## What the task asks:
Pick out each line below containing "previous".

═════ Dataset

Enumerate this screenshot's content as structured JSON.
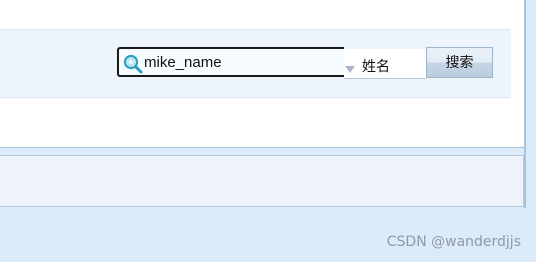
{
  "search": {
    "query_value": "mike_name",
    "field_selected": "姓名",
    "button_label": "搜索"
  },
  "watermark": {
    "text": "CSDN @wanderdjjs"
  },
  "colors": {
    "background": "#dcebf9",
    "toolbar": "#eef4fb",
    "border": "#a9c3d9",
    "icon_accent": "#2a9fbf"
  }
}
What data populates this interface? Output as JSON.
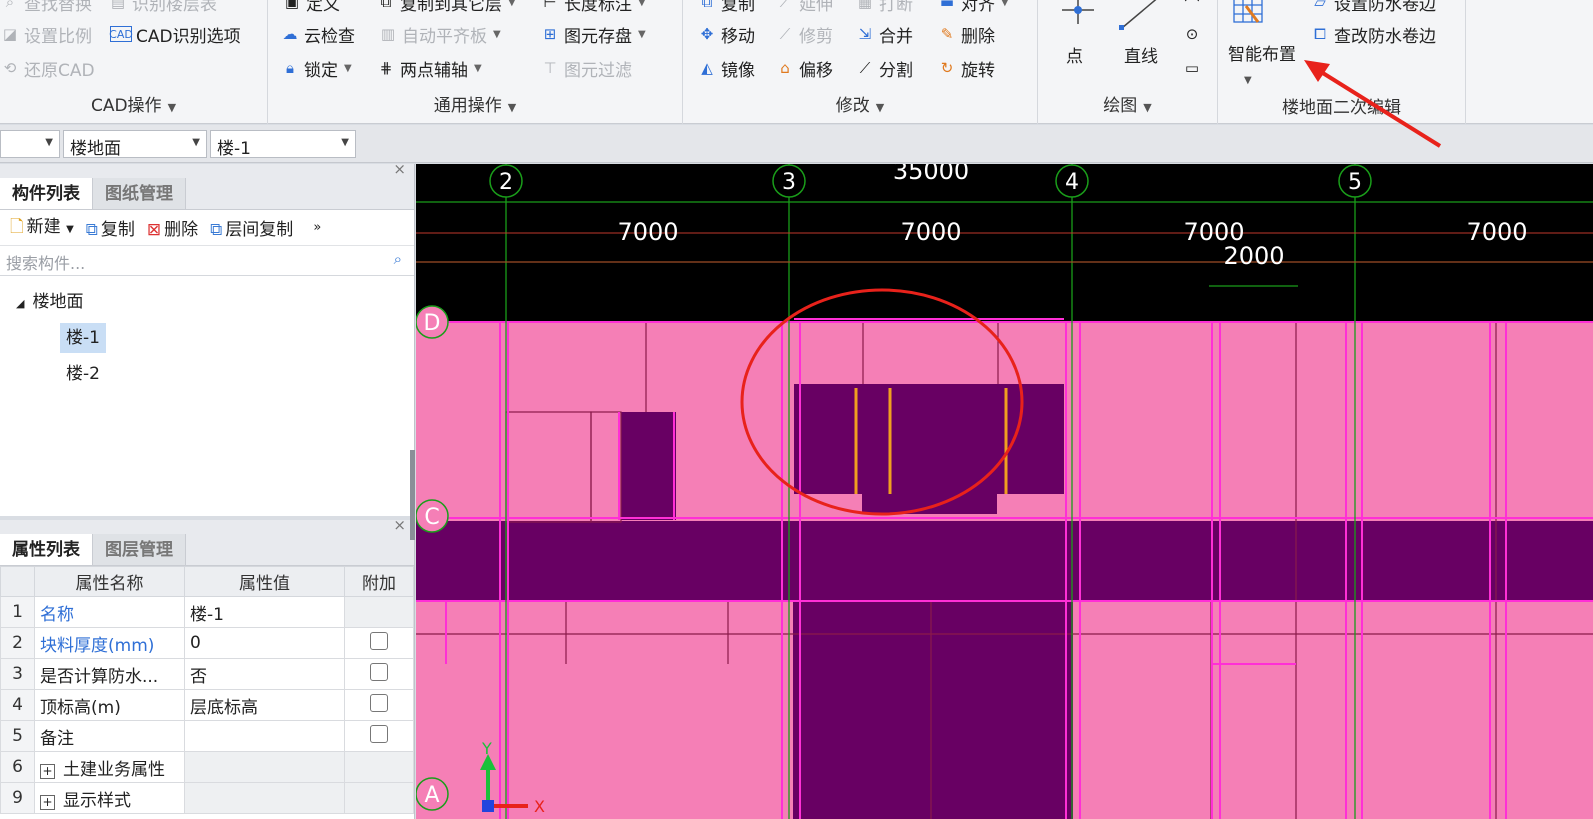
{
  "ribbon": {
    "cad_group": {
      "title": "CAD操作",
      "items": {
        "find_replace": "查找替换",
        "identify_floor_table": "识别楼层表",
        "set_scale": "设置比例",
        "cad_options": "CAD识别选项",
        "restore_cad": "还原CAD"
      }
    },
    "general_group": {
      "title": "通用操作",
      "items": {
        "define": "定义",
        "copy_to_other_floor": "复制到其它层",
        "length_dim": "长度标注",
        "cloud_check": "云检查",
        "auto_align_slab": "自动平齐板",
        "save_element": "图元存盘",
        "lock": "锁定",
        "two_point_axis": "两点辅轴",
        "element_filter": "图元过滤"
      }
    },
    "modify_group": {
      "title": "修改",
      "items": {
        "copy": "复制",
        "extend": "延伸",
        "break": "打断",
        "align": "对齐",
        "move": "移动",
        "trim": "修剪",
        "merge": "合并",
        "delete": "删除",
        "mirror": "镜像",
        "offset": "偏移",
        "split": "分割",
        "rotate": "旋转"
      }
    },
    "draw_group": {
      "title": "绘图",
      "items": {
        "point": "点",
        "line": "直线"
      }
    },
    "floor_edit_group": {
      "title": "楼地面二次编辑",
      "items": {
        "smart_layout": "智能布置",
        "set_waterproof_edge": "设置防水卷边",
        "check_waterproof_edge": "查改防水卷边"
      }
    }
  },
  "selectors": {
    "first": "",
    "category": "楼地面",
    "element": "楼-1"
  },
  "component_panel": {
    "tabs": [
      "构件列表",
      "图纸管理"
    ],
    "tools": {
      "new": "新建",
      "copy": "复制",
      "delete": "删除",
      "floor_copy": "层间复制"
    },
    "search_placeholder": "搜索构件...",
    "tree": {
      "root": "楼地面",
      "children": [
        "楼-1",
        "楼-2"
      ]
    }
  },
  "property_panel": {
    "tabs": [
      "属性列表",
      "图层管理"
    ],
    "headers": [
      "属性名称",
      "属性值",
      "附加"
    ],
    "rows": [
      {
        "num": "1",
        "name": "名称",
        "value": "楼-1"
      },
      {
        "num": "2",
        "name": "块料厚度(mm)",
        "value": "0"
      },
      {
        "num": "3",
        "name": "是否计算防水...",
        "value": "否"
      },
      {
        "num": "4",
        "name": "顶标高(m)",
        "value": "层底标高"
      },
      {
        "num": "5",
        "name": "备注",
        "value": ""
      },
      {
        "num": "6",
        "name": "土建业务属性",
        "value": ""
      },
      {
        "num": "9",
        "name": "显示样式",
        "value": ""
      }
    ]
  },
  "canvas": {
    "grid_axes": [
      "2",
      "3",
      "4",
      "5"
    ],
    "row_axes": [
      "D",
      "C",
      "A"
    ],
    "total_dim": "35000",
    "spans": [
      "7000",
      "7000",
      "7000",
      "7000"
    ],
    "sub_dim": "2000",
    "ucs": {
      "y": "Y",
      "x": "X"
    }
  },
  "colors": {
    "floor_fill": "#f57fb6",
    "selected_fill": "#680063",
    "grid_line": "#1a9d1a",
    "annotation": "#e8221b"
  }
}
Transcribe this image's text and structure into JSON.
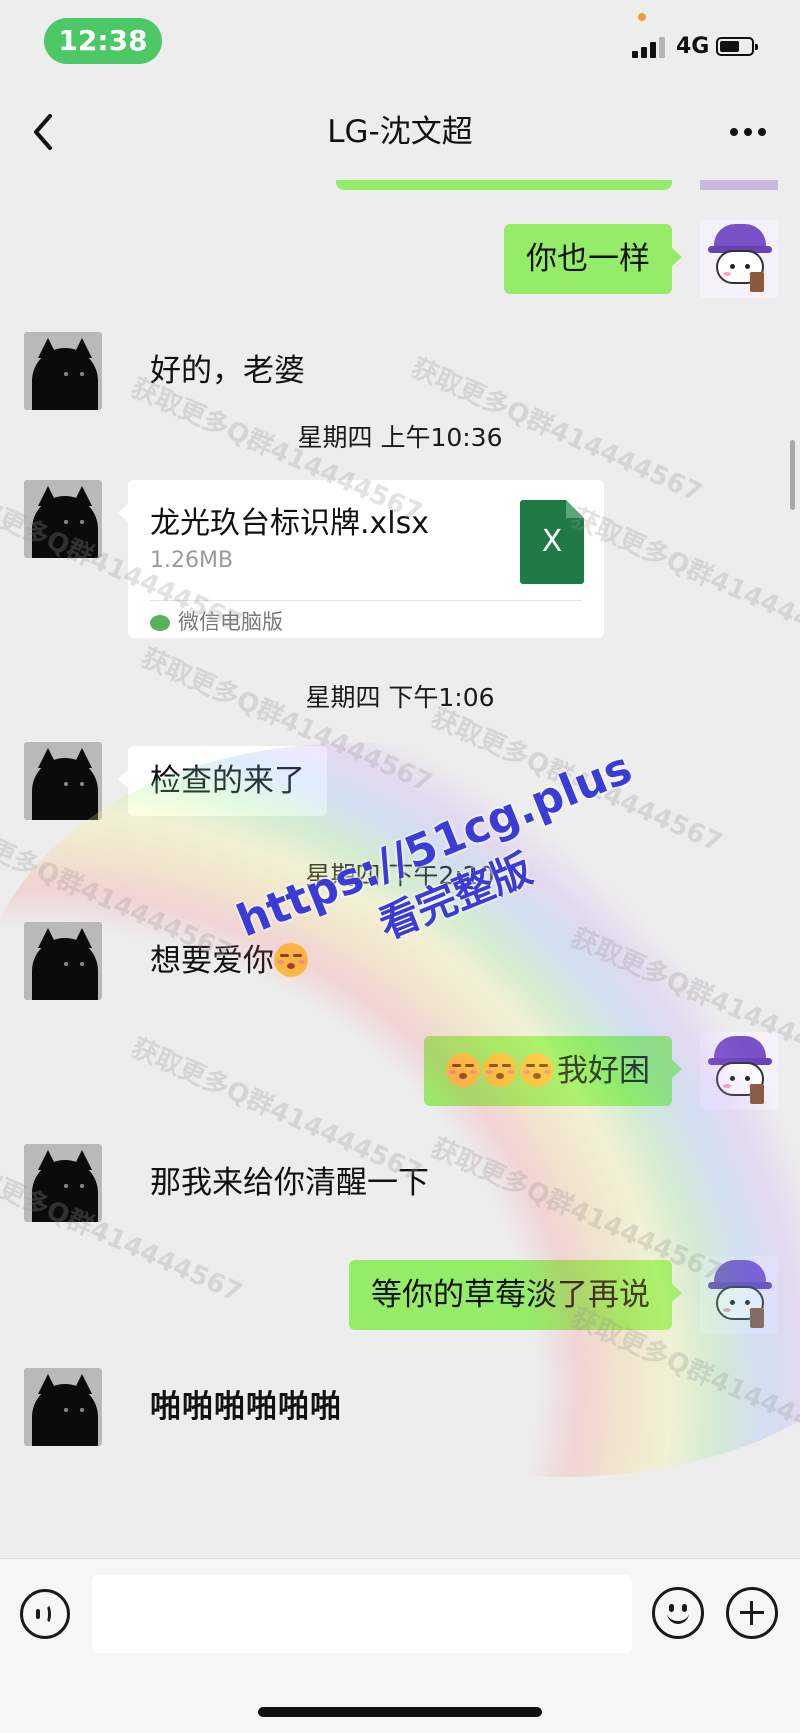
{
  "status_bar": {
    "time": "12:38",
    "network": "4G"
  },
  "nav": {
    "title": "LG-沈文超"
  },
  "messages": [
    {
      "side": "right",
      "text": "你也一样"
    },
    {
      "side": "left",
      "text": "好的，老婆"
    },
    {
      "type": "timestamp",
      "text": "星期四 上午10:36"
    },
    {
      "type": "file",
      "side": "left",
      "file_name": "龙光玖台标识牌.xlsx",
      "file_size": "1.26MB",
      "source": "微信电脑版",
      "file_badge": "X"
    },
    {
      "type": "timestamp",
      "text": "星期四 下午1:06"
    },
    {
      "side": "left",
      "text": "检查的来了"
    },
    {
      "type": "timestamp",
      "text": "星期四 下午2:20"
    },
    {
      "side": "left",
      "text": "想要爱你",
      "emoji": "smiling-face-closed-eyes-icon"
    },
    {
      "side": "right",
      "text": "我好困",
      "emoji": "kissing-face-icon"
    },
    {
      "side": "left",
      "text": "那我来给你清醒一下"
    },
    {
      "side": "right",
      "text": "等你的草莓淡了再说"
    },
    {
      "side": "left",
      "text": "啪啪啪啪啪啪"
    }
  ],
  "input_bar": {
    "placeholder": ""
  },
  "overlays": {
    "watermark": "获取更多Q群414444567",
    "promo_line1": "https://51cg.plus",
    "promo_line2": "看完整版"
  },
  "colors": {
    "sent_bubble": "#95ec69",
    "received_bubble": "#ffffff",
    "background": "#ededed",
    "time_pill": "#4cc867"
  },
  "icons": [
    "back-chevron-icon",
    "more-dots-icon",
    "voice-icon",
    "emoji-icon",
    "plus-icon",
    "excel-file-icon",
    "wechat-pc-icon"
  ]
}
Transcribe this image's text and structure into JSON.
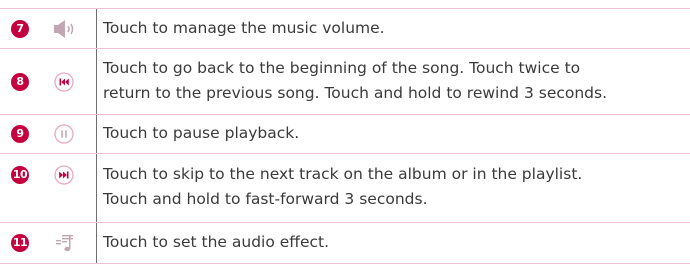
{
  "rows": [
    {
      "number": "7",
      "icon": "volume-icon",
      "lines": [
        "Touch to manage the music volume."
      ]
    },
    {
      "number": "8",
      "icon": "previous-icon",
      "lines": [
        "Touch to go back to the beginning of the song. Touch twice to",
        "return to the previous song. Touch and hold to rewind 3 seconds."
      ]
    },
    {
      "number": "9",
      "icon": "pause-icon",
      "lines": [
        "Touch to pause playback."
      ]
    },
    {
      "number": "10",
      "icon": "next-icon",
      "lines": [
        "Touch to skip to the next track on the album or in the playlist.",
        "Touch and hold to fast-forward 3 seconds."
      ]
    },
    {
      "number": "11",
      "icon": "audio-effect-icon",
      "lines": [
        "Touch to set the audio effect."
      ]
    }
  ],
  "colors": {
    "accent": "#c5003e",
    "rule": "#efbfd5",
    "icon_ring": "#e6a9c1",
    "icon_glyph": "#c2a6b2",
    "text": "#3a3a3a"
  }
}
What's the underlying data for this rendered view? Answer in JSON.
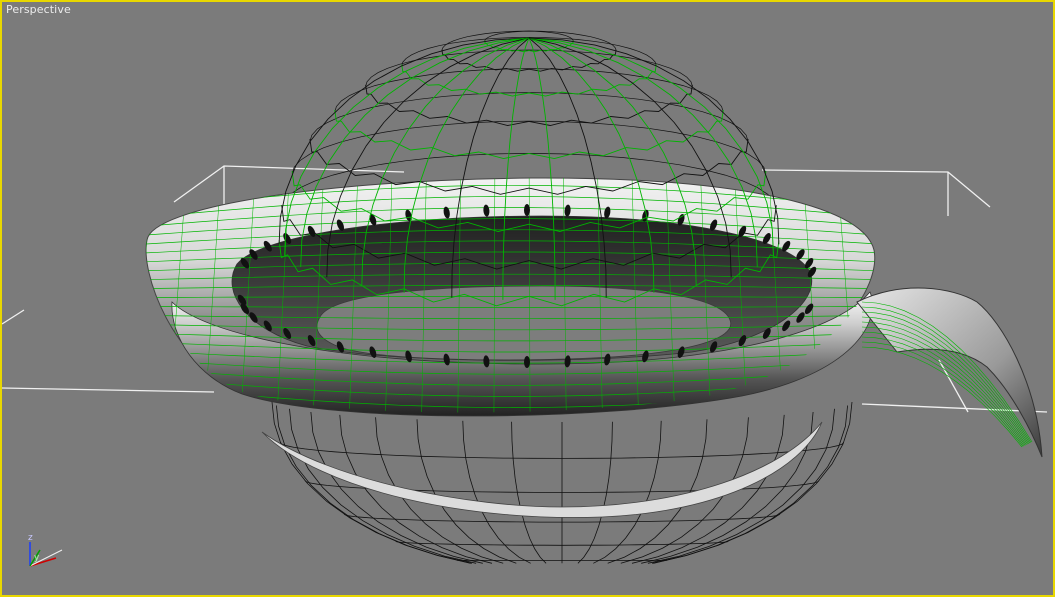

══════════

## Exercise answer:
      "icon": "previous-icon",
        "return to the previous song. Touch and hold to rewind 3 seconds."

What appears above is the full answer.